:: Dataset records

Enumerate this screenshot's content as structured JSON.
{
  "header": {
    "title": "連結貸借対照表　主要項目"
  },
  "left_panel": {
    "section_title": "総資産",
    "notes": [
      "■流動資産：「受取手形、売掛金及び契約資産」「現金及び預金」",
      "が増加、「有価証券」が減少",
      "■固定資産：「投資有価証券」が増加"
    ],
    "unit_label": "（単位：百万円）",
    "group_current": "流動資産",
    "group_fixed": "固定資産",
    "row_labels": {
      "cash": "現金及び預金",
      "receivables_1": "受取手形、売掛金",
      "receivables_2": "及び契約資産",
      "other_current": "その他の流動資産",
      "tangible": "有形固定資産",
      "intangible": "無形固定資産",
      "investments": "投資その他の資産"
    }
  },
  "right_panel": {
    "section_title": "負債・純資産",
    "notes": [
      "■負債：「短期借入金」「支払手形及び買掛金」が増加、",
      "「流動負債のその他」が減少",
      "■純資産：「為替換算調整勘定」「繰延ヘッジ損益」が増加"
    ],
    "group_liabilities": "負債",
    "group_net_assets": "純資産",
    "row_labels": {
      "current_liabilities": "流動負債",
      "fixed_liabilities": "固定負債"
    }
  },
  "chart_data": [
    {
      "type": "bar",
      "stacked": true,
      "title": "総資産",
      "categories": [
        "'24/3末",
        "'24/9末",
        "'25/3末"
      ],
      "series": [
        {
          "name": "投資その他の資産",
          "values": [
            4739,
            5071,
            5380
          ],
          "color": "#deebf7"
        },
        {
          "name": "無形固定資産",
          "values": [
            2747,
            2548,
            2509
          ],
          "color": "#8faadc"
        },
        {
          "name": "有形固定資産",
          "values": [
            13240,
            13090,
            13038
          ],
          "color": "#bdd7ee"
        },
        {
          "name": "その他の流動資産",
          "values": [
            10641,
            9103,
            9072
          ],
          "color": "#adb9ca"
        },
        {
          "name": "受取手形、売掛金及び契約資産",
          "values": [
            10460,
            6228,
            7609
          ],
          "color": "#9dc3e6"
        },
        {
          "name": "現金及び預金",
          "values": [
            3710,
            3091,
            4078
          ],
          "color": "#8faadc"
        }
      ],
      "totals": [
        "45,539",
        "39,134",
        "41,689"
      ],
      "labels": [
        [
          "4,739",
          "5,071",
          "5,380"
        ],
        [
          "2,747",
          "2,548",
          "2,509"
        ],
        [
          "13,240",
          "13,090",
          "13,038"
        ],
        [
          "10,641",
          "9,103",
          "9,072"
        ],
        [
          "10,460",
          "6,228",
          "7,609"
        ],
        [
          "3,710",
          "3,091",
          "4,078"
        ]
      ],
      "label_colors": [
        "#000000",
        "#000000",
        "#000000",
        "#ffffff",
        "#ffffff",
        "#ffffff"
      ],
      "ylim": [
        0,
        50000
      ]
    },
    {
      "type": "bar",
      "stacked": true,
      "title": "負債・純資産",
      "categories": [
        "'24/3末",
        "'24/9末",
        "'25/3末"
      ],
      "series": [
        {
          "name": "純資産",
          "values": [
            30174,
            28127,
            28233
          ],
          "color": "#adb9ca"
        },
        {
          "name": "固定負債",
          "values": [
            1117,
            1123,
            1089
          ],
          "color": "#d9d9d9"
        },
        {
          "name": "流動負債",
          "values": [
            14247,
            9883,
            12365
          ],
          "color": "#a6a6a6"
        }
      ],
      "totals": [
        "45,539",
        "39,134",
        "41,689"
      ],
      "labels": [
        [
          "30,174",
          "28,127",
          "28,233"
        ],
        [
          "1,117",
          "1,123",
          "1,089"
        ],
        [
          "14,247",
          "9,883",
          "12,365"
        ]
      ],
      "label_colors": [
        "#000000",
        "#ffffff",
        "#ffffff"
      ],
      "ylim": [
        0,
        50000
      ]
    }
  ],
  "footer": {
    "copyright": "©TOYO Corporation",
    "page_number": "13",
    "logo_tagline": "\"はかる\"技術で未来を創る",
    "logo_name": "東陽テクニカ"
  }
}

::::

• Exercise requirements: Find the string "現金及び預金" in the entries above and return each line that holds it.

• Full output:
      "■流動資産：「受取手形、売掛金及び契約資産」「現金及び預金」",
      "cash": "現金及び預金",
          "name": "現金及び預金",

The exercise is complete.